_GIVEN EXERCISE_
Output the full listing below exactly, without the pictures.

==*==

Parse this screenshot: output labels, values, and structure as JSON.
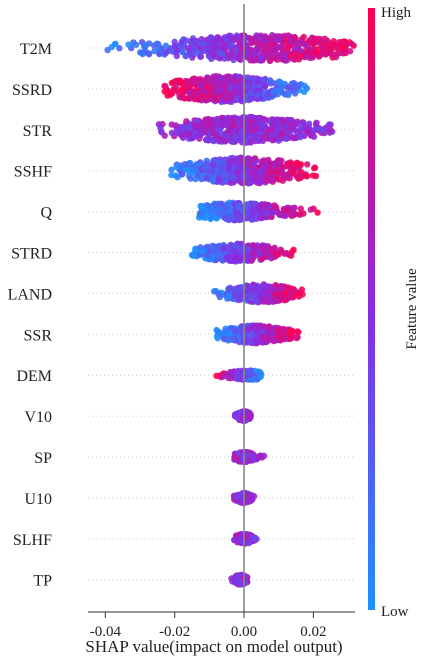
{
  "chart_data": {
    "type": "scatter",
    "subtype": "shap-beeswarm",
    "xlabel": "SHAP value(impact on model output)",
    "xlim": [
      -0.045,
      0.032
    ],
    "xticks": [
      -0.04,
      -0.02,
      0.0,
      0.02
    ],
    "xtick_labels": [
      "-0.04",
      "-0.02",
      "0.00",
      "0.02"
    ],
    "features": [
      "T2M",
      "SSRD",
      "STR",
      "SSHF",
      "Q",
      "STRD",
      "LAND",
      "SSR",
      "DEM",
      "V10",
      "SP",
      "U10",
      "SLHF",
      "TP"
    ],
    "zero_line": true,
    "grid": false,
    "colorbar": {
      "label": "Feature value",
      "high_label": "High",
      "low_label": "Low",
      "low_color": "#1e90ff",
      "mid_color": "#8a2be2",
      "high_color": "#ff0050",
      "placement": "right"
    },
    "distributions": [
      {
        "feature": "T2M",
        "min": -0.042,
        "max": 0.032,
        "median": 0.005,
        "spread_width": "wide",
        "color_trend": "low negative, high positive"
      },
      {
        "feature": "SSRD",
        "min": -0.023,
        "max": 0.02,
        "median": -0.005,
        "spread_width": "wide",
        "color_trend": "high negative, low positive"
      },
      {
        "feature": "STR",
        "min": -0.025,
        "max": 0.026,
        "median": 0.0,
        "spread_width": "wide",
        "color_trend": "mixed"
      },
      {
        "feature": "SSHF",
        "min": -0.022,
        "max": 0.022,
        "median": 0.0,
        "spread_width": "wide",
        "color_trend": "low negative, high positive"
      },
      {
        "feature": "Q",
        "min": -0.013,
        "max": 0.022,
        "median": -0.002,
        "spread_width": "medium",
        "color_trend": "low negative, high positive"
      },
      {
        "feature": "STRD",
        "min": -0.015,
        "max": 0.016,
        "median": -0.002,
        "spread_width": "medium",
        "color_trend": "low negative, high positive"
      },
      {
        "feature": "LAND",
        "min": -0.009,
        "max": 0.017,
        "median": 0.005,
        "spread_width": "medium",
        "color_trend": "low negative, high positive"
      },
      {
        "feature": "SSR",
        "min": -0.008,
        "max": 0.016,
        "median": 0.003,
        "spread_width": "medium",
        "color_trend": "low negative, high positive"
      },
      {
        "feature": "DEM",
        "min": -0.009,
        "max": 0.005,
        "median": 0.001,
        "spread_width": "narrow",
        "color_trend": "high negative, low positive"
      },
      {
        "feature": "V10",
        "min": -0.003,
        "max": 0.002,
        "median": 0.0,
        "spread_width": "narrow",
        "color_trend": "mixed"
      },
      {
        "feature": "SP",
        "min": -0.003,
        "max": 0.006,
        "median": 0.0,
        "spread_width": "narrow",
        "color_trend": "mixed"
      },
      {
        "feature": "U10",
        "min": -0.003,
        "max": 0.003,
        "median": 0.0,
        "spread_width": "narrow",
        "color_trend": "mixed"
      },
      {
        "feature": "SLHF",
        "min": -0.003,
        "max": 0.004,
        "median": 0.0,
        "spread_width": "narrow",
        "color_trend": "mixed"
      },
      {
        "feature": "TP",
        "min": -0.004,
        "max": 0.001,
        "median": -0.001,
        "spread_width": "narrow",
        "color_trend": "mixed"
      }
    ]
  }
}
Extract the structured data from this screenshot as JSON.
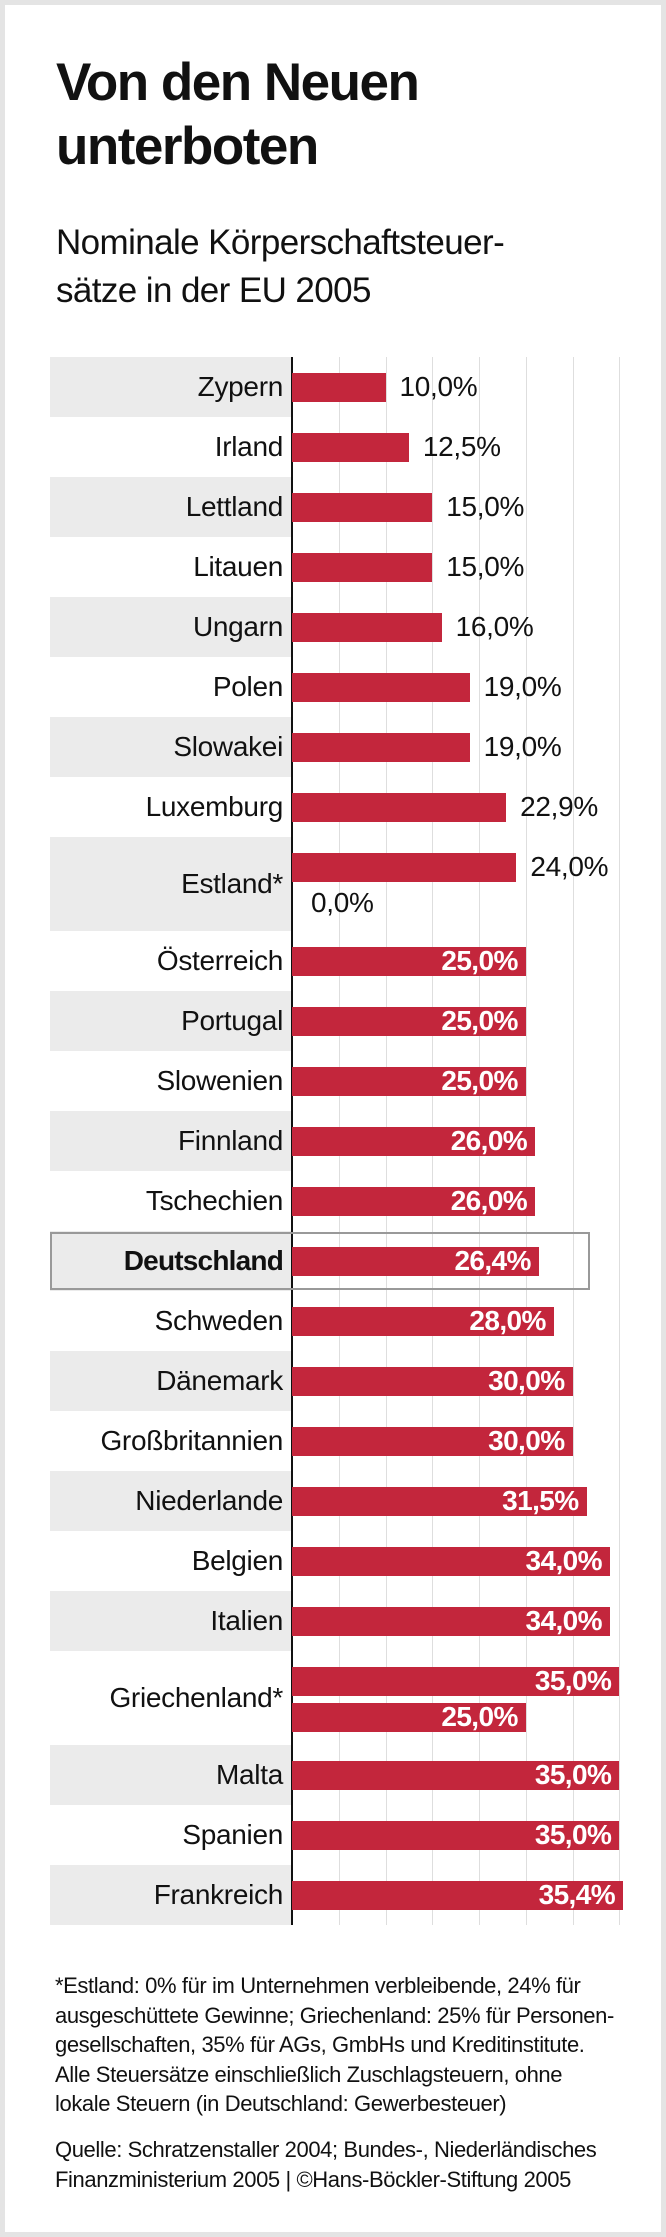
{
  "title": [
    "Von den Neuen",
    "unterboten"
  ],
  "subtitle": [
    "Nominale Körperschaftsteuer-",
    "sätze in der EU 2005"
  ],
  "colors": {
    "bar": "#c3263c",
    "band": "#ebebeb",
    "grid": "#dedede",
    "highlight_border": "#999999"
  },
  "chart_data": {
    "type": "bar",
    "orientation": "horizontal",
    "xlim": [
      0,
      35
    ],
    "grid": true,
    "gridline_step": 5,
    "unit": "%",
    "rows": [
      {
        "label": "Zypern",
        "values": [
          10.0
        ],
        "value_labels": [
          "10,0%"
        ]
      },
      {
        "label": "Irland",
        "values": [
          12.5
        ],
        "value_labels": [
          "12,5%"
        ]
      },
      {
        "label": "Lettland",
        "values": [
          15.0
        ],
        "value_labels": [
          "15,0%"
        ]
      },
      {
        "label": "Litauen",
        "values": [
          15.0
        ],
        "value_labels": [
          "15,0%"
        ]
      },
      {
        "label": "Ungarn",
        "values": [
          16.0
        ],
        "value_labels": [
          "16,0%"
        ]
      },
      {
        "label": "Polen",
        "values": [
          19.0
        ],
        "value_labels": [
          "19,0%"
        ]
      },
      {
        "label": "Slowakei",
        "values": [
          19.0
        ],
        "value_labels": [
          "19,0%"
        ]
      },
      {
        "label": "Luxemburg",
        "values": [
          22.9
        ],
        "value_labels": [
          "22,9%"
        ]
      },
      {
        "label": "Estland*",
        "values": [
          24.0,
          0.0
        ],
        "value_labels": [
          "24,0%",
          "0,0%"
        ]
      },
      {
        "label": "Österreich",
        "values": [
          25.0
        ],
        "value_labels": [
          "25,0%"
        ]
      },
      {
        "label": "Portugal",
        "values": [
          25.0
        ],
        "value_labels": [
          "25,0%"
        ]
      },
      {
        "label": "Slowenien",
        "values": [
          25.0
        ],
        "value_labels": [
          "25,0%"
        ]
      },
      {
        "label": "Finnland",
        "values": [
          26.0
        ],
        "value_labels": [
          "26,0%"
        ]
      },
      {
        "label": "Tschechien",
        "values": [
          26.0
        ],
        "value_labels": [
          "26,0%"
        ]
      },
      {
        "label": "Deutschland",
        "values": [
          26.4
        ],
        "value_labels": [
          "26,4%"
        ],
        "highlight": true
      },
      {
        "label": "Schweden",
        "values": [
          28.0
        ],
        "value_labels": [
          "28,0%"
        ]
      },
      {
        "label": "Dänemark",
        "values": [
          30.0
        ],
        "value_labels": [
          "30,0%"
        ]
      },
      {
        "label": "Großbritannien",
        "values": [
          30.0
        ],
        "value_labels": [
          "30,0%"
        ]
      },
      {
        "label": "Niederlande",
        "values": [
          31.5
        ],
        "value_labels": [
          "31,5%"
        ]
      },
      {
        "label": "Belgien",
        "values": [
          34.0
        ],
        "value_labels": [
          "34,0%"
        ]
      },
      {
        "label": "Italien",
        "values": [
          34.0
        ],
        "value_labels": [
          "34,0%"
        ]
      },
      {
        "label": "Griechenland*",
        "values": [
          35.0,
          25.0
        ],
        "value_labels": [
          "35,0%",
          "25,0%"
        ]
      },
      {
        "label": "Malta",
        "values": [
          35.0
        ],
        "value_labels": [
          "35,0%"
        ]
      },
      {
        "label": "Spanien",
        "values": [
          35.0
        ],
        "value_labels": [
          "35,0%"
        ]
      },
      {
        "label": "Frankreich",
        "values": [
          35.4
        ],
        "value_labels": [
          "35,4%"
        ]
      }
    ]
  },
  "notes": [
    "*Estland: 0% für im Unternehmen verbleibende, 24% für",
    "ausgeschüttete Gewinne; Griechenland: 25% für Personen-",
    "gesellschaften, 35% für AGs, GmbHs und Kreditinstitute.",
    "Alle Steuersätze einschließlich Zuschlagsteuern, ohne",
    "lokale Steuern (in Deutschland: Gewerbesteuer)"
  ],
  "source": [
    "Quelle: Schratzenstaller 2004; Bundes-, Niederländisches",
    "Finanzministerium 2005 | ©Hans-Böckler-Stiftung 2005"
  ]
}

==*==

_ANSWER BELOW_
Parse this screenshot: output labels, values, and structure as JSON.
{
  "chart_data": {
    "type": "scatter",
    "subtype": "shap-beeswarm",
    "xlabel": "SHAP value(impact on model output)",
    "xlim": [
      -0.045,
      0.032
    ],
    "xticks": [
      -0.04,
      -0.02,
      0.0,
      0.02
    ],
    "xtick_labels": [
      "-0.04",
      "-0.02",
      "0.00",
      "0.02"
    ],
    "features": [
      "T2M",
      "SSRD",
      "STR",
      "SSHF",
      "Q",
      "STRD",
      "LAND",
      "SSR",
      "DEM",
      "V10",
      "SP",
      "U10",
      "SLHF",
      "TP"
    ],
    "zero_line": true,
    "grid": false,
    "colorbar": {
      "label": "Feature value",
      "high_label": "High",
      "low_label": "Low",
      "low_color": "#1e90ff",
      "mid_color": "#8a2be2",
      "high_color": "#ff0050",
      "placement": "right"
    },
    "distributions": [
      {
        "feature": "T2M",
        "min": -0.042,
        "max": 0.032,
        "median": 0.005,
        "spread_width": "wide",
        "color_trend": "low negative, high positive"
      },
      {
        "feature": "SSRD",
        "min": -0.023,
        "max": 0.02,
        "median": -0.005,
        "spread_width": "wide",
        "color_trend": "high negative, low positive"
      },
      {
        "feature": "STR",
        "min": -0.025,
        "max": 0.026,
        "median": 0.0,
        "spread_width": "wide",
        "color_trend": "mixed"
      },
      {
        "feature": "SSHF",
        "min": -0.022,
        "max": 0.022,
        "median": 0.0,
        "spread_width": "wide",
        "color_trend": "low negative, high positive"
      },
      {
        "feature": "Q",
        "min": -0.013,
        "max": 0.022,
        "median": -0.002,
        "spread_width": "medium",
        "color_trend": "low negative, high positive"
      },
      {
        "feature": "STRD",
        "min": -0.015,
        "max": 0.016,
        "median": -0.002,
        "spread_width": "medium",
        "color_trend": "low negative, high positive"
      },
      {
        "feature": "LAND",
        "min": -0.009,
        "max": 0.017,
        "median": 0.005,
        "spread_width": "medium",
        "color_trend": "low negative, high positive"
      },
      {
        "feature": "SSR",
        "min": -0.008,
        "max": 0.016,
        "median": 0.003,
        "spread_width": "medium",
        "color_trend": "low negative, high positive"
      },
      {
        "feature": "DEM",
        "min": -0.009,
        "max": 0.005,
        "median": 0.001,
        "spread_width": "narrow",
        "color_trend": "high negative, low positive"
      },
      {
        "feature": "V10",
        "min": -0.003,
        "max": 0.002,
        "median": 0.0,
        "spread_width": "narrow",
        "color_trend": "mixed"
      },
      {
        "feature": "SP",
        "min": -0.003,
        "max": 0.006,
        "median": 0.0,
        "spread_width": "narrow",
        "color_trend": "mixed"
      },
      {
        "feature": "U10",
        "min": -0.003,
        "max": 0.003,
        "median": 0.0,
        "spread_width": "narrow",
        "color_trend": "mixed"
      },
      {
        "feature": "SLHF",
        "min": -0.003,
        "max": 0.004,
        "median": 0.0,
        "spread_width": "narrow",
        "color_trend": "mixed"
      },
      {
        "feature": "TP",
        "min": -0.004,
        "max": 0.001,
        "median": -0.001,
        "spread_width": "narrow",
        "color_trend": "mixed"
      }
    ]
  }
}
Extract the structured data from this screenshot as JSON.
{
  "title": [
    "Von den Neuen",
    "unterboten"
  ],
  "subtitle": [
    "Nominale Körperschaftsteuer-",
    "sätze in der EU 2005"
  ],
  "colors": {
    "bar": "#c3263c",
    "band": "#ebebeb",
    "grid": "#dedede",
    "highlight_border": "#999999"
  },
  "chart_data": {
    "type": "bar",
    "orientation": "horizontal",
    "xlim": [
      0,
      35
    ],
    "grid": true,
    "gridline_step": 5,
    "unit": "%",
    "rows": [
      {
        "label": "Zypern",
        "values": [
          10.0
        ],
        "value_labels": [
          "10,0%"
        ]
      },
      {
        "label": "Irland",
        "values": [
          12.5
        ],
        "value_labels": [
          "12,5%"
        ]
      },
      {
        "label": "Lettland",
        "values": [
          15.0
        ],
        "value_labels": [
          "15,0%"
        ]
      },
      {
        "label": "Litauen",
        "values": [
          15.0
        ],
        "value_labels": [
          "15,0%"
        ]
      },
      {
        "label": "Ungarn",
        "values": [
          16.0
        ],
        "value_labels": [
          "16,0%"
        ]
      },
      {
        "label": "Polen",
        "values": [
          19.0
        ],
        "value_labels": [
          "19,0%"
        ]
      },
      {
        "label": "Slowakei",
        "values": [
          19.0
        ],
        "value_labels": [
          "19,0%"
        ]
      },
      {
        "label": "Luxemburg",
        "values": [
          22.9
        ],
        "value_labels": [
          "22,9%"
        ]
      },
      {
        "label": "Estland*",
        "values": [
          24.0,
          0.0
        ],
        "value_labels": [
          "24,0%",
          "0,0%"
        ]
      },
      {
        "label": "Österreich",
        "values": [
          25.0
        ],
        "value_labels": [
          "25,0%"
        ]
      },
      {
        "label": "Portugal",
        "values": [
          25.0
        ],
        "value_labels": [
          "25,0%"
        ]
      },
      {
        "label": "Slowenien",
        "values": [
          25.0
        ],
        "value_labels": [
          "25,0%"
        ]
      },
      {
        "label": "Finnland",
        "values": [
          26.0
        ],
        "value_labels": [
          "26,0%"
        ]
      },
      {
        "label": "Tschechien",
        "values": [
          26.0
        ],
        "value_labels": [
          "26,0%"
        ]
      },
      {
        "label": "Deutschland",
        "values": [
          26.4
        ],
        "value_labels": [
          "26,4%"
        ],
        "highlight": true
      },
      {
        "label": "Schweden",
        "values": [
          28.0
        ],
        "value_labels": [
          "28,0%"
        ]
      },
      {
        "label": "Dänemark",
        "values": [
          30.0
        ],
        "value_labels": [
          "30,0%"
        ]
      },
      {
        "label": "Großbritannien",
        "values": [
          30.0
        ],
        "value_labels": [
          "30,0%"
        ]
      },
      {
        "label": "Niederlande",
        "values": [
          31.5
        ],
        "value_labels": [
          "31,5%"
        ]
      },
      {
        "label": "Belgien",
        "values": [
          34.0
        ],
        "value_labels": [
          "34,0%"
        ]
      },
      {
        "label": "Italien",
        "values": [
          34.0
        ],
        "value_labels": [
          "34,0%"
        ]
      },
      {
        "label": "Griechenland*",
        "values": [
          35.0,
          25.0
        ],
        "value_labels": [
          "35,0%",
          "25,0%"
        ]
      },
      {
        "label": "Malta",
        "values": [
          35.0
        ],
        "value_labels": [
          "35,0%"
        ]
      },
      {
        "label": "Spanien",
        "values": [
          35.0
        ],
        "value_labels": [
          "35,0%"
        ]
      },
      {
        "label": "Frankreich",
        "values": [
          35.4
        ],
        "value_labels": [
          "35,4%"
        ]
      }
    ]
  },
  "notes": [
    "*Estland: 0% für im Unternehmen verbleibende, 24% für",
    "ausgeschüttete Gewinne; Griechenland: 25% für Personen-",
    "gesellschaften, 35% für AGs, GmbHs und Kreditinstitute.",
    "Alle Steuersätze einschließlich Zuschlagsteuern, ohne",
    "lokale Steuern (in Deutschland: Gewerbesteuer)"
  ],
  "source": [
    "Quelle: Schratzenstaller 2004; Bundes-, Niederländisches",
    "Finanzministerium 2005 | ©Hans-Böckler-Stiftung 2005"
  ]
}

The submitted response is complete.